> _TEXT PROVIDED_
##############################

Overshadowed by Hamilton, Jefferson, but no less important
As more of his papers have become available in the early 21st century, John Jay’s admirers have been arguing that the underrated founder deserves a closer look.

KATONAH, N.Y. – The inner circle of founders has been set for as long as anyone can remember – Washington, Jefferson, Adams, Franklin, Hamilton and Madison.

Almost never mentioned is John Jay.

“Most people know something about him. ... But very few know the full breadth of his accomplishments. Most are very surprised by what they learn,” says Heather Iannucci, director of the John Jay Homestead in this Hudson River town, where the July Fourth celebration will include a reading of the Declaration of Independence, music and tours of the stately, shingled house where the country’s first chief justice lived his final years.

##############################

> _EXERCISE TASKS_
1. Decide whether each statement below agrees with the text on John Jay. Answer yes or no for each, and quote the words of the text that decide it.
(a) The text names six founders as the inner circle.
(b) Heather Iannucci says most people know nothing about John Jay.
(c) The house at the John Jay Homestead is where the country's first chief justice spent his final years.
2. List every founder that the text on John Jay places in the inner circle of founders.

> _DATA BLOCK_
##############################

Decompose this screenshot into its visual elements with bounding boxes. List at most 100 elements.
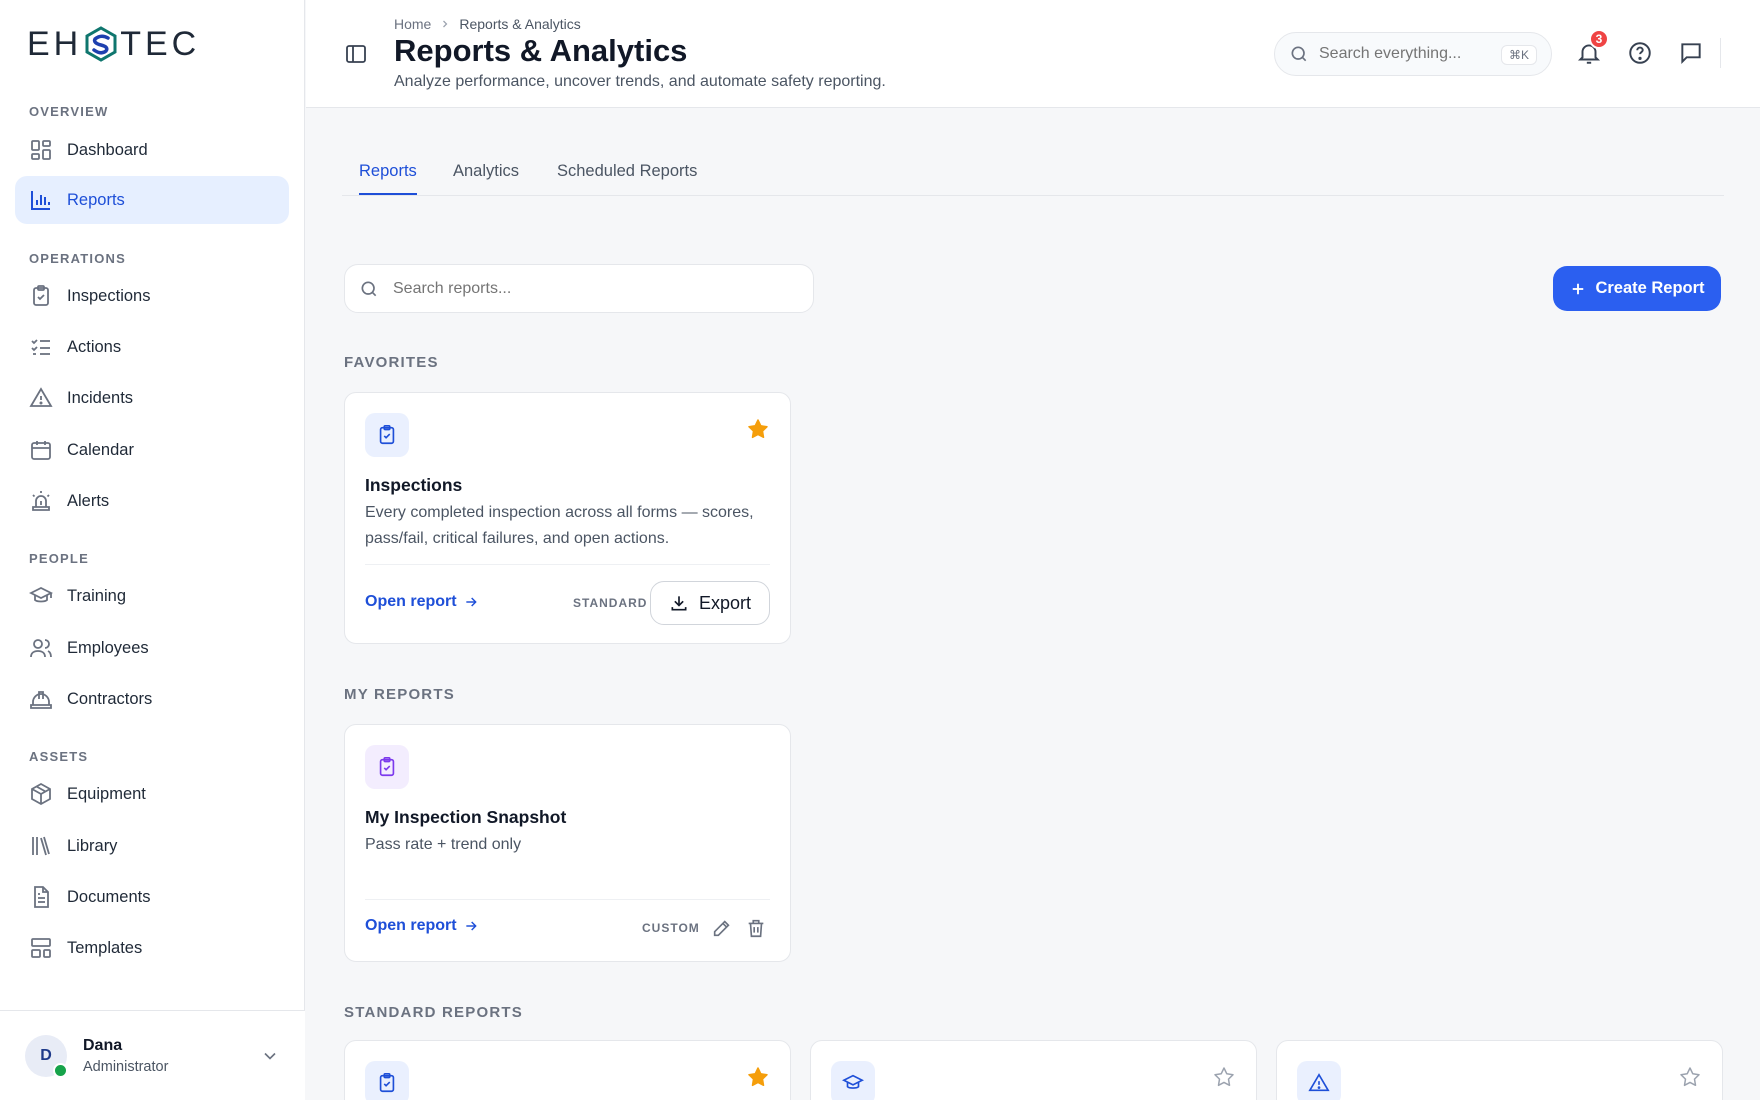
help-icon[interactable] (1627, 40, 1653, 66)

##############################

> _EXPECTED RESULTS_
1.
(a) Yes: "The inner circle of founders has been set for as long as anyone can remember – Washington, Jefferson, Adams, Franklin, Hamilton and Madison."
(b) No: "Most people know something about him."
(c) Yes: "the stately, shingled house where the country’s first chief justice lived his final years."

2. Washington, Jefferson, Adams, Franklin, Hamilton, Madison